● **Entries supplied**
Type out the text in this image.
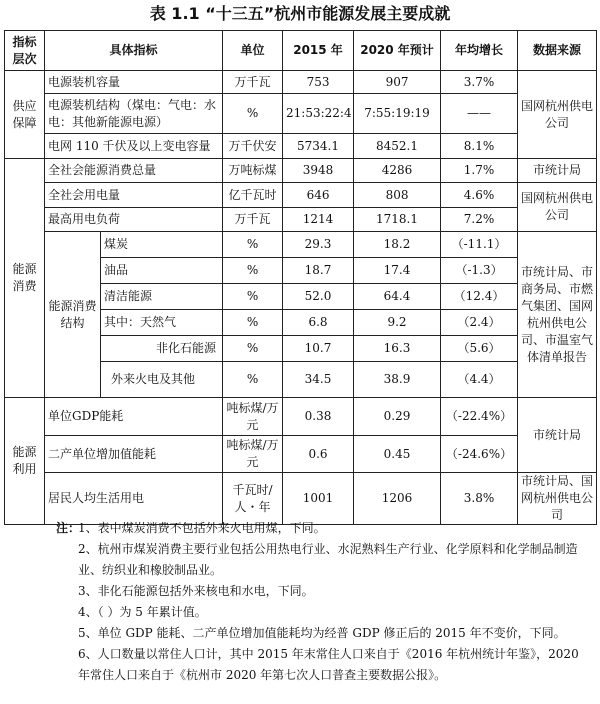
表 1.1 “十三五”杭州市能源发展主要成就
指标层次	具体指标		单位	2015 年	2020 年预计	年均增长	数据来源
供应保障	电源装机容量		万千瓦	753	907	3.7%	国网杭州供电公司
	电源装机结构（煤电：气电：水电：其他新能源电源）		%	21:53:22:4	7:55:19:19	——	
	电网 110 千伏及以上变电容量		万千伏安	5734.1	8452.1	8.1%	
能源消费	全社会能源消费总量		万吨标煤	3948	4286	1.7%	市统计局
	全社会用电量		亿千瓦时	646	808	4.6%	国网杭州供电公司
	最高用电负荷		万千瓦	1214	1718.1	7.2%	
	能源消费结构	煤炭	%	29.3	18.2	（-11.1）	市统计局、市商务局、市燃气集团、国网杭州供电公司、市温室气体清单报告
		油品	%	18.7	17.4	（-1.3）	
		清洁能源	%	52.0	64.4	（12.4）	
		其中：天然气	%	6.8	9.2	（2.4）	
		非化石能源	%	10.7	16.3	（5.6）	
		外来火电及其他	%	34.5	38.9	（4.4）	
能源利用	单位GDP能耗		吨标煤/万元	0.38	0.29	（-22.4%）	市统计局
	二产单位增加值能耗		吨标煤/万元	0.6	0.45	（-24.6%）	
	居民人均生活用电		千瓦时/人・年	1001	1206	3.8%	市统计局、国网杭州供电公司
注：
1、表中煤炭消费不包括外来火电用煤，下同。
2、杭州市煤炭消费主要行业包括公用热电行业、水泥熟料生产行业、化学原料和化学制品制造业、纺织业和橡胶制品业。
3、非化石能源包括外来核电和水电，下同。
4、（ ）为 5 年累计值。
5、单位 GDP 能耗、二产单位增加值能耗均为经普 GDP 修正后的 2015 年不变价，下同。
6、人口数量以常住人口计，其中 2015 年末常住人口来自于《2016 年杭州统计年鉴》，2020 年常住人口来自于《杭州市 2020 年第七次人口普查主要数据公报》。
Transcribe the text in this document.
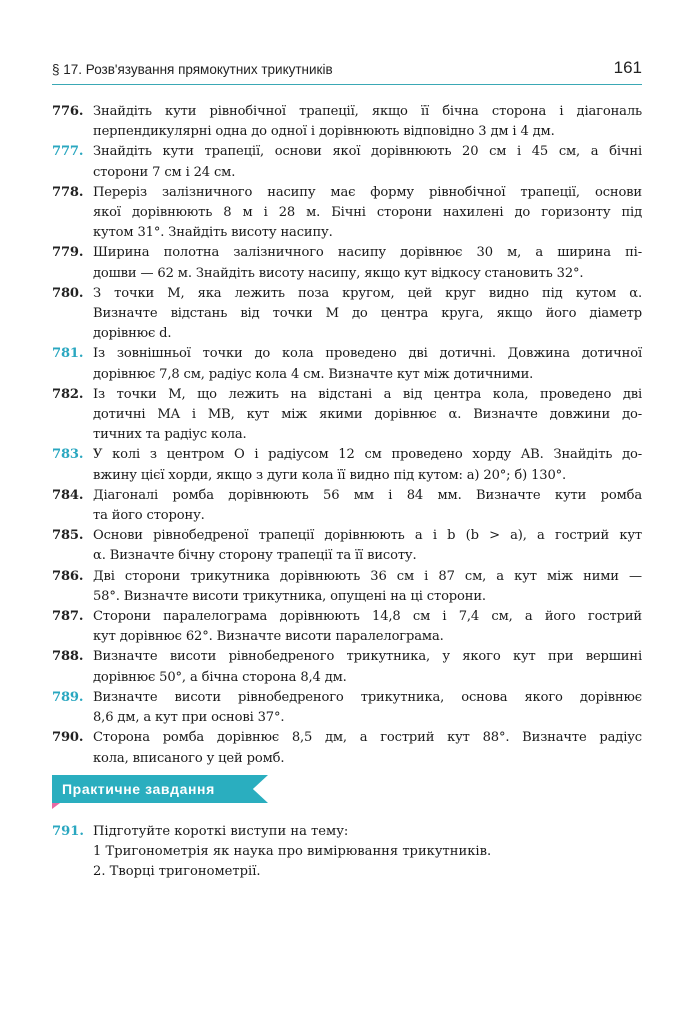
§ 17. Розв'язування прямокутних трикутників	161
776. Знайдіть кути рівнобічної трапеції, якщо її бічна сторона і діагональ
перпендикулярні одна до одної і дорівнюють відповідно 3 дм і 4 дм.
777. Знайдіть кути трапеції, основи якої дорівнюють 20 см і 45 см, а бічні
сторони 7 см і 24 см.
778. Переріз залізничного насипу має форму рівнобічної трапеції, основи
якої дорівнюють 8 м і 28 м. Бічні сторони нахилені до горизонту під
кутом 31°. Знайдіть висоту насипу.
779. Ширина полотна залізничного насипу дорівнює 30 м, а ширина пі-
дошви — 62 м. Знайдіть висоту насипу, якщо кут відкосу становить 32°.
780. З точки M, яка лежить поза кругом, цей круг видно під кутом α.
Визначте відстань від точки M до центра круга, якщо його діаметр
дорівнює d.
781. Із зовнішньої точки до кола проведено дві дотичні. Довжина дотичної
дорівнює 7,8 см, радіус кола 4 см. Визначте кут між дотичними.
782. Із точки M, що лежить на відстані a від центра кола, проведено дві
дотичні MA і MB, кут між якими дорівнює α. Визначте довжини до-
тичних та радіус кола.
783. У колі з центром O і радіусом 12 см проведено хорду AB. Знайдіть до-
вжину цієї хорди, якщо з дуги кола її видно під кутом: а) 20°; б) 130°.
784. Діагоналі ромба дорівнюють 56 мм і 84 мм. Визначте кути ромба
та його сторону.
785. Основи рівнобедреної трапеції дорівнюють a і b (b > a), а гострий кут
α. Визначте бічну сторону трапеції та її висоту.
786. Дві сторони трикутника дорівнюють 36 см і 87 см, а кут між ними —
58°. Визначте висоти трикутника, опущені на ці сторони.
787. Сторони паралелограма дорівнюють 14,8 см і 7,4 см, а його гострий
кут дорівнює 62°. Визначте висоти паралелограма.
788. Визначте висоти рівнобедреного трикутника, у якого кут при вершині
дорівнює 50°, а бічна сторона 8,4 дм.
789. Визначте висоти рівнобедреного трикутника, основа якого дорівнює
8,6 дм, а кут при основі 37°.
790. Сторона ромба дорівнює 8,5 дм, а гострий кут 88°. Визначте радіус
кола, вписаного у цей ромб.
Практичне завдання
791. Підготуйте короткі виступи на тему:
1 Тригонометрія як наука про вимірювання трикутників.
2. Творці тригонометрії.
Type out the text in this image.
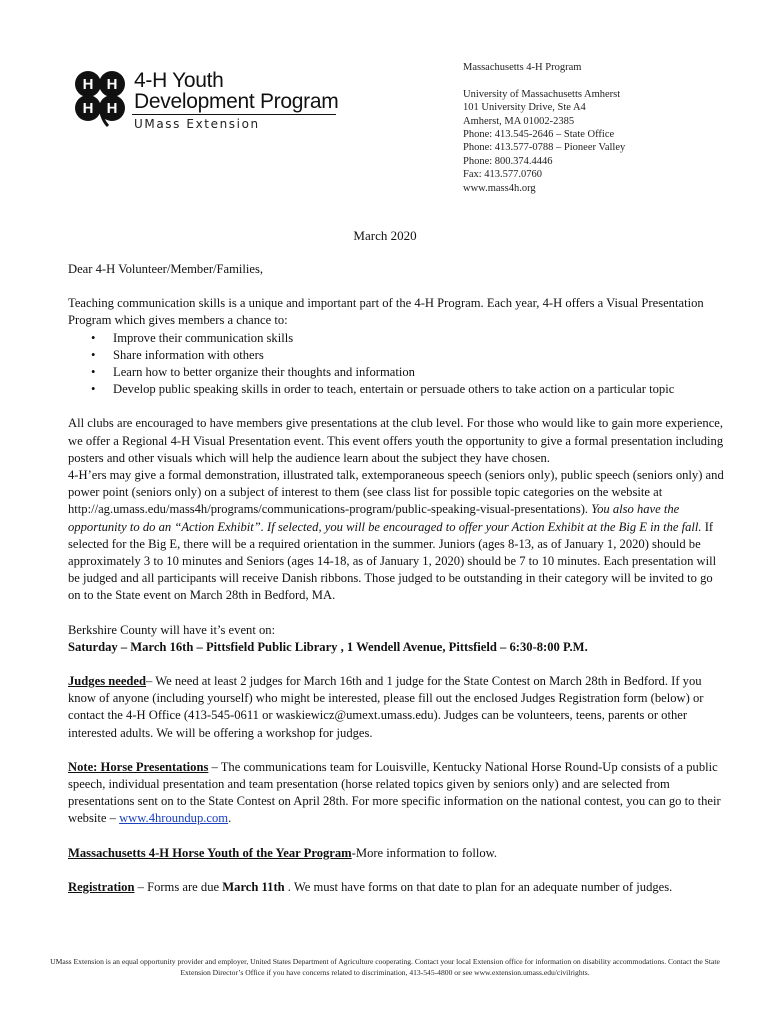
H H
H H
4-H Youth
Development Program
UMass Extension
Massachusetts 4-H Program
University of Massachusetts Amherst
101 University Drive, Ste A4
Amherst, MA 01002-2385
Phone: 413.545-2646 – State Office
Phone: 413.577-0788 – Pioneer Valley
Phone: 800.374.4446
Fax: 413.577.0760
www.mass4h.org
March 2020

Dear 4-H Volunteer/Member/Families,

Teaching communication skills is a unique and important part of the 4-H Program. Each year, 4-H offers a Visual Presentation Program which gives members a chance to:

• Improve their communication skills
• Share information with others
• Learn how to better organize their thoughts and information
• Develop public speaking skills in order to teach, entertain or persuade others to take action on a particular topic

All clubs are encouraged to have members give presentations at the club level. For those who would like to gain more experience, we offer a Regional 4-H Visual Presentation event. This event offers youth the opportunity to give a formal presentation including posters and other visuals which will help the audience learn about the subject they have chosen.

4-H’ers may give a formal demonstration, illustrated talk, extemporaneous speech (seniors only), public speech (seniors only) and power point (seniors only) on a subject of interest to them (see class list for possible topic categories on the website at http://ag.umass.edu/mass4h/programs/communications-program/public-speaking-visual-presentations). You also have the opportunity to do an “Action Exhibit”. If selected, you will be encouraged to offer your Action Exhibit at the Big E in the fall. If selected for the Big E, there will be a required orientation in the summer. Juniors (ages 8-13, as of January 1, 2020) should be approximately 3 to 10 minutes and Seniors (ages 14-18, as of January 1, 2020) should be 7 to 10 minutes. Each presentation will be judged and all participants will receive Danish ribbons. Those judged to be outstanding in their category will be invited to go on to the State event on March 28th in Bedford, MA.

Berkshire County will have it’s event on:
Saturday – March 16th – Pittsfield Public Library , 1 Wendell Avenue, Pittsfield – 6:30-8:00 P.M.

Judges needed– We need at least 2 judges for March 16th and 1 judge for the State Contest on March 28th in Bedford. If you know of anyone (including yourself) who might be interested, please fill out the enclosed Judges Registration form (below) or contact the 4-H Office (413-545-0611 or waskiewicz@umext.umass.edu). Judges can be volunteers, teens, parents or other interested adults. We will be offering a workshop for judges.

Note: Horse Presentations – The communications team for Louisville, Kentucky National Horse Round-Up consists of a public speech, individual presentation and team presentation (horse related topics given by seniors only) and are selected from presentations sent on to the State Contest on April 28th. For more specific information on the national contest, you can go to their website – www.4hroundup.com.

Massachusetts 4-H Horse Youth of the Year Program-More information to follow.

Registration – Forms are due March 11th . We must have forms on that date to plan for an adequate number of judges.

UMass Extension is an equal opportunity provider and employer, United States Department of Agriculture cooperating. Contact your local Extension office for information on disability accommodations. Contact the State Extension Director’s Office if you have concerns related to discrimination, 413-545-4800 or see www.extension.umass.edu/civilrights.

● **Direction**
Without the pictures, print the whole listing exactly as given.

● **The solution**
Type out the text in this image.
表 1.1 “十三五”杭州市能源发展主要成就
指标层次	具体指标		单位	2015 年	2020 年预计	年均增长	数据来源
供应保障	电源装机容量		万千瓦	753	907	3.7%	国网杭州供电公司
	电源装机结构（煤电：气电：水电：其他新能源电源）		%	21:53:22:4	7:55:19:19	——	
	电网 110 千伏及以上变电容量		万千伏安	5734.1	8452.1	8.1%	
能源消费	全社会能源消费总量		万吨标煤	3948	4286	1.7%	市统计局
	全社会用电量		亿千瓦时	646	808	4.6%	国网杭州供电公司
	最高用电负荷		万千瓦	1214	1718.1	7.2%	
	能源消费结构	煤炭	%	29.3	18.2	（-11.1）	市统计局、市商务局、市燃气集团、国网杭州供电公司、市温室气体清单报告
		油品	%	18.7	17.4	（-1.3）	
		清洁能源	%	52.0	64.4	（12.4）	
		其中：天然气	%	6.8	9.2	（2.4）	
		非化石能源	%	10.7	16.3	（5.6）	
		外来火电及其他	%	34.5	38.9	（4.4）	
能源利用	单位GDP能耗		吨标煤/万元	0.38	0.29	（-22.4%）	市统计局
	二产单位增加值能耗		吨标煤/万元	0.6	0.45	（-24.6%）	
	居民人均生活用电		千瓦时/人・年	1001	1206	3.8%	市统计局、国网杭州供电公司
注：
1、表中煤炭消费不包括外来火电用煤，下同。
2、杭州市煤炭消费主要行业包括公用热电行业、水泥熟料生产行业、化学原料和化学制品制造业、纺织业和橡胶制品业。
3、非化石能源包括外来核电和水电，下同。
4、（ ）为 5 年累计值。
5、单位 GDP 能耗、二产单位增加值能耗均为经普 GDP 修正后的 2015 年不变价，下同。
6、人口数量以常住人口计，其中 2015 年末常住人口来自于《2016 年杭州统计年鉴》，2020 年常住人口来自于《杭州市 2020 年第七次人口普查主要数据公报》。
Transcribe the text in this document.
§ 17. Розв'язування прямокутних трикутників	161
776. Знайдіть кути рівнобічної трапеції, якщо її бічна сторона і діагональ
перпендикулярні одна до одної і дорівнюють відповідно 3 дм і 4 дм.
777. Знайдіть кути трапеції, основи якої дорівнюють 20 см і 45 см, а бічні
сторони 7 см і 24 см.
778. Переріз залізничного насипу має форму рівнобічної трапеції, основи
якої дорівнюють 8 м і 28 м. Бічні сторони нахилені до горизонту під
кутом 31°. Знайдіть висоту насипу.
779. Ширина полотна залізничного насипу дорівнює 30 м, а ширина пі-
дошви — 62 м. Знайдіть висоту насипу, якщо кут відкосу становить 32°.
780. З точки M, яка лежить поза кругом, цей круг видно під кутом α.
Визначте відстань від точки M до центра круга, якщо його діаметр
дорівнює d.
781. Із зовнішньої точки до кола проведено дві дотичні. Довжина дотичної
дорівнює 7,8 см, радіус кола 4 см. Визначте кут між дотичними.
782. Із точки M, що лежить на відстані a від центра кола, проведено дві
дотичні MA і MB, кут між якими дорівнює α. Визначте довжини до-
тичних та радіус кола.
783. У колі з центром O і радіусом 12 см проведено хорду AB. Знайдіть до-
вжину цієї хорди, якщо з дуги кола її видно під кутом: а) 20°; б) 130°.
784. Діагоналі ромба дорівнюють 56 мм і 84 мм. Визначте кути ромба
та його сторону.
785. Основи рівнобедреної трапеції дорівнюють a і b (b > a), а гострий кут
α. Визначте бічну сторону трапеції та її висоту.
786. Дві сторони трикутника дорівнюють 36 см і 87 см, а кут між ними —
58°. Визначте висоти трикутника, опущені на ці сторони.
787. Сторони паралелограма дорівнюють 14,8 см і 7,4 см, а його гострий
кут дорівнює 62°. Визначте висоти паралелограма.
788. Визначте висоти рівнобедреного трикутника, у якого кут при вершині
дорівнює 50°, а бічна сторона 8,4 дм.
789. Визначте висоти рівнобедреного трикутника, основа якого дорівнює
8,6 дм, а кут при основі 37°.
790. Сторона ромба дорівнює 8,5 дм, а гострий кут 88°. Визначте радіус
кола, вписаного у цей ромб.
Практичне завдання
791. Підготуйте короткі виступи на тему:
1 Тригонометрія як наука про вимірювання трикутників.
2. Творці тригонометрії.
Type out the text in this image.
H H
H H
4-H Youth
Development Program
UMass Extension
Massachusetts 4-H Program
University of Massachusetts Amherst
101 University Drive, Ste A4
Amherst, MA 01002-2385
Phone: 413.545-2646 – State Office
Phone: 413.577-0788 – Pioneer Valley
Phone: 800.374.4446
Fax: 413.577.0760
www.mass4h.org
March 2020

Dear 4-H Volunteer/Member/Families,

Teaching communication skills is a unique and important part of the 4-H Program. Each year, 4-H offers a Visual Presentation Program which gives members a chance to:

• Improve their communication skills
• Share information with others
• Learn how to better organize their thoughts and information
• Develop public speaking skills in order to teach, entertain or persuade others to take action on a particular topic

All clubs are encouraged to have members give presentations at the club level. For those who would like to gain more experience, we offer a Regional 4-H Visual Presentation event. This event offers youth the opportunity to give a formal presentation including posters and other visuals which will help the audience learn about the subject they have chosen.

4-H’ers may give a formal demonstration, illustrated talk, extemporaneous speech (seniors only), public speech (seniors only) and power point (seniors only) on a subject of interest to them (see class list for possible topic categories on the website at http://ag.umass.edu/mass4h/programs/communications-program/public-speaking-visual-presentations). You also have the opportunity to do an “Action Exhibit”. If selected, you will be encouraged to offer your Action Exhibit at the Big E in the fall. If selected for the Big E, there will be a required orientation in the summer. Juniors (ages 8-13, as of January 1, 2020) should be approximately 3 to 10 minutes and Seniors (ages 14-18, as of January 1, 2020) should be 7 to 10 minutes. Each presentation will be judged and all participants will receive Danish ribbons. Those judged to be outstanding in their category will be invited to go on to the State event on March 28th in Bedford, MA.

Berkshire County will have it’s event on:
Saturday – March 16th – Pittsfield Public Library , 1 Wendell Avenue, Pittsfield – 6:30-8:00 P.M.

Judges needed– We need at least 2 judges for March 16th and 1 judge for the State Contest on March 28th in Bedford. If you know of anyone (including yourself) who might be interested, please fill out the enclosed Judges Registration form (below) or contact the 4-H Office (413-545-0611 or waskiewicz@umext.umass.edu). Judges can be volunteers, teens, parents or other interested adults. We will be offering a workshop for judges.

Note: Horse Presentations – The communications team for Louisville, Kentucky National Horse Round-Up consists of a public speech, individual presentation and team presentation (horse related topics given by seniors only) and are selected from presentations sent on to the State Contest on April 28th. For more specific information on the national contest, you can go to their website – www.4hroundup.com.

Massachusetts 4-H Horse Youth of the Year Program-More information to follow.

Registration – Forms are due March 11th . We must have forms on that date to plan for an adequate number of judges.

UMass Extension is an equal opportunity provider and employer, United States Department of Agriculture cooperating. Contact your local Extension office for information on disability accommodations. Contact the State Extension Director’s Office if you have concerns related to discrimination, 413-545-4800 or see www.extension.umass.edu/civilrights.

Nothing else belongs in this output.